Input rows:
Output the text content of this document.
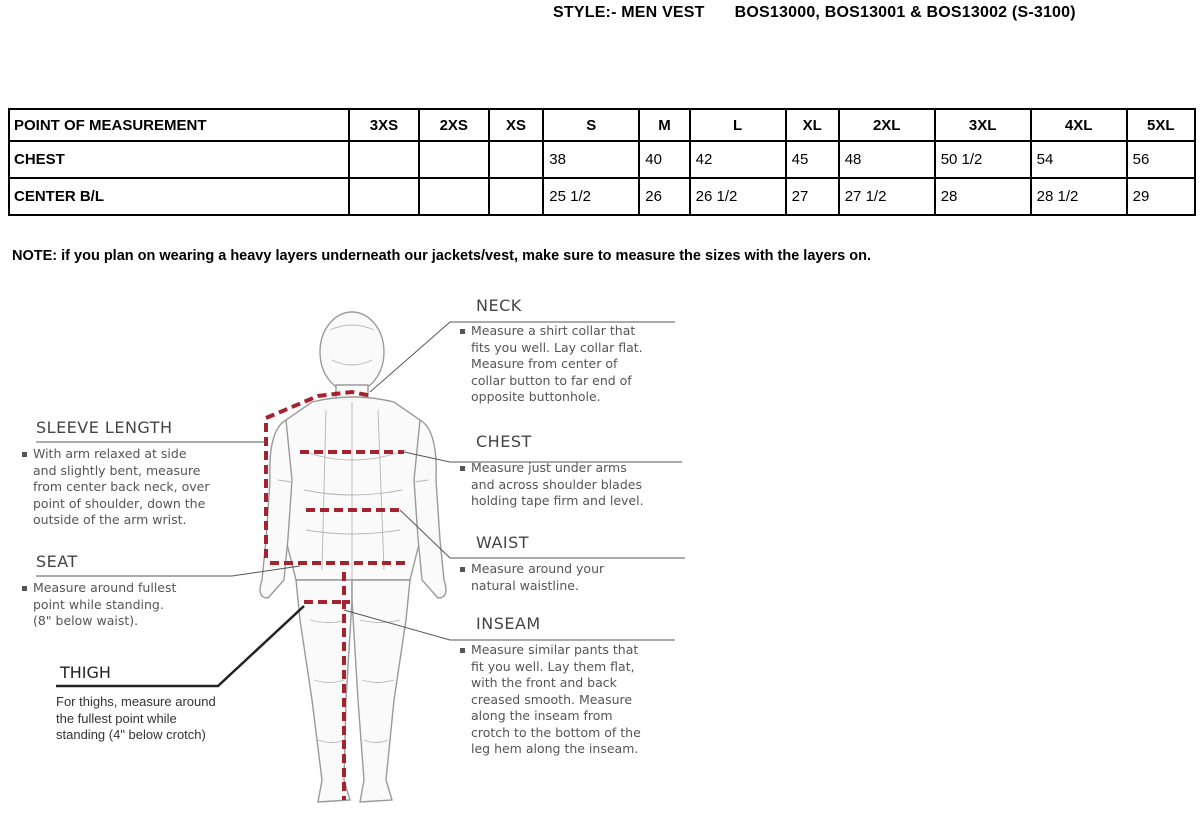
STYLE:- MEN VEST BOS13000, BOS13001 & BOS13002 (S-3100)
POINT OF MEASUREMENT	3XS	2XS	XS	S	M	L	XL	2XL	3XL	4XL	5XL
CHEST				38	40	42	45	48	50 1/2	54	56
CENTER B/L				25 1/2	26	26 1/2	27	27 1/2	28	28 1/2	29
NOTE: if you plan on wearing a heavy layers underneath our jackets/vest, make sure to measure the sizes with the layers on.
NECK
Measure a shirt collar that
fits you well. Lay collar flat.
Measure from center of
collar button to far end of
opposite buttonhole.
SLEEVE LENGTH
With arm relaxed at side
and slightly bent, measure
from center back neck, over
point of shoulder, down the
outside of the arm wrist.
CHEST
Measure just under arms
and across shoulder blades
holding tape firm and level.
WAIST
Measure around your
natural waistline.
SEAT
Measure around fullest
point while standing.
(8" below waist).	INSEAM
Measure similar pants that
fit you well. Lay them flat,
with the front and back
creased smooth. Measure
along the inseam from
crotch to the bottom of the
leg hem along the inseam.
THIGH
For thighs, measure around
the fullest point while
standing (4" below crotch)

Task instructions: Each line with the string "while" in it needs to be found and copied.

The result:
point while standing.
the fullest point while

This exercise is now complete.